The listing must be reproduced in full, exactly as it stands.

============================================================

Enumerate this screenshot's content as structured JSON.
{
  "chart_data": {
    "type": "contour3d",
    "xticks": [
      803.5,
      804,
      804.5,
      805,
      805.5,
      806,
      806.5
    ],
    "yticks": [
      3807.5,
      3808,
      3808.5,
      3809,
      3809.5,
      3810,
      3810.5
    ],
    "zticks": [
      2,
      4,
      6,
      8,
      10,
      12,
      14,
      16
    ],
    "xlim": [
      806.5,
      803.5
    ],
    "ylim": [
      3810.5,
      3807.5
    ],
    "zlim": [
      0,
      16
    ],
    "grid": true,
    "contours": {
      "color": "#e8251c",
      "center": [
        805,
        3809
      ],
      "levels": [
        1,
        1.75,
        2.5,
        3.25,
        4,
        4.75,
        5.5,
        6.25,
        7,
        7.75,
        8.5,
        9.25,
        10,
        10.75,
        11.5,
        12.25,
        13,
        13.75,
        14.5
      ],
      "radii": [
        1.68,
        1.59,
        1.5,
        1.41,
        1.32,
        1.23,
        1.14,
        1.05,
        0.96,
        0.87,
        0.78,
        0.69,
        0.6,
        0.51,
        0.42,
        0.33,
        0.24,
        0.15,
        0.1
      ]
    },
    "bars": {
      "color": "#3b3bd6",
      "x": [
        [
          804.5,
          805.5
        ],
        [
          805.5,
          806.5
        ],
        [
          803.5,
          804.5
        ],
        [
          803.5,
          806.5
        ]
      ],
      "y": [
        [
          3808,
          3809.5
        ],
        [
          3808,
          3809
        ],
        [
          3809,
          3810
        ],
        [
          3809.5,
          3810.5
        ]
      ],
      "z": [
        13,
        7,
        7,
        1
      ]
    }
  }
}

============================================================

[Solution to the exercise]
Enumerate this screenshot's content as structured JSON.
{
  "chart_data": {
    "type": "contour3d",
    "xticks": [
      803.5,
      804,
      804.5,
      805,
      805.5,
      806,
      806.5
    ],
    "yticks": [
      3807.5,
      3808,
      3808.5,
      3809,
      3809.5,
      3810,
      3810.5
    ],
    "zticks": [
      2,
      4,
      6,
      8,
      10,
      12,
      14,
      16
    ],
    "xlim": [
      806.5,
      803.5
    ],
    "ylim": [
      3810.5,
      3807.5
    ],
    "zlim": [
      0,
      16
    ],
    "grid": true,
    "contours": {
      "color": "#e8251c",
      "center": [
        805,
        3809
      ],
      "levels": [
        1,
        1.75,
        2.5,
        3.25,
        4,
        4.75,
        5.5,
        6.25,
        7,
        7.75,
        8.5,
        9.25,
        10,
        10.75,
        11.5,
        12.25,
        13,
        13.75,
        14.5
      ],
      "radii": [
        1.68,
        1.59,
        1.5,
        1.41,
        1.32,
        1.23,
        1.14,
        1.05,
        0.96,
        0.87,
        0.78,
        0.69,
        0.6,
        0.51,
        0.42,
        0.33,
        0.24,
        0.15,
        0.1
      ]
    },
    "bars": {
      "color": "#3b3bd6",
      "x": [
        [
          804.5,
          805.5
        ],
        [
          805.5,
          806.5
        ],
        [
          803.5,
          804.5
        ],
        [
          803.5,
          806.5
        ]
      ],
      "y": [
        [
          3808,
          3809.5
        ],
        [
          3808,
          3809
        ],
        [
          3809,
          3810
        ],
        [
          3809.5,
          3810.5
        ]
      ],
      "z": [
        13,
        7,
        7,
        1
      ]
    }
  }
}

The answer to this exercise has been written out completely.